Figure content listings
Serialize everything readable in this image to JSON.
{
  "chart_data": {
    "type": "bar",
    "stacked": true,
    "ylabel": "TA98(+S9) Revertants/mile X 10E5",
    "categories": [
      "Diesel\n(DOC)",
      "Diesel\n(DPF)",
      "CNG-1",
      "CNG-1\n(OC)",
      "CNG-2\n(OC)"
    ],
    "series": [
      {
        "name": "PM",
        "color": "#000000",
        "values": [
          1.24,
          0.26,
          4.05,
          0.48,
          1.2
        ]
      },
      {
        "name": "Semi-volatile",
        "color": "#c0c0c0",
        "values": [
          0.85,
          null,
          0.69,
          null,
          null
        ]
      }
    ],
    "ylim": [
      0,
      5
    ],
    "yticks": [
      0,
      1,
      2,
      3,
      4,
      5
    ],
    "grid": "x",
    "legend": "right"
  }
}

### WORK TO DO
Reproduce the records in full, exactly as written.

### RESULT OF THE TASK
Serialize everything readable in this image to JSON.
{
  "chart_data": {
    "type": "bar",
    "stacked": true,
    "ylabel": "TA98(+S9) Revertants/mile X 10E5",
    "categories": [
      "Diesel\n(DOC)",
      "Diesel\n(DPF)",
      "CNG-1",
      "CNG-1\n(OC)",
      "CNG-2\n(OC)"
    ],
    "series": [
      {
        "name": "PM",
        "color": "#000000",
        "values": [
          1.24,
          0.26,
          4.05,
          0.48,
          1.2
        ]
      },
      {
        "name": "Semi-volatile",
        "color": "#c0c0c0",
        "values": [
          0.85,
          null,
          0.69,
          null,
          null
        ]
      }
    ],
    "ylim": [
      0,
      5
    ],
    "yticks": [
      0,
      1,
      2,
      3,
      4,
      5
    ],
    "grid": "x",
    "legend": "right"
  }
}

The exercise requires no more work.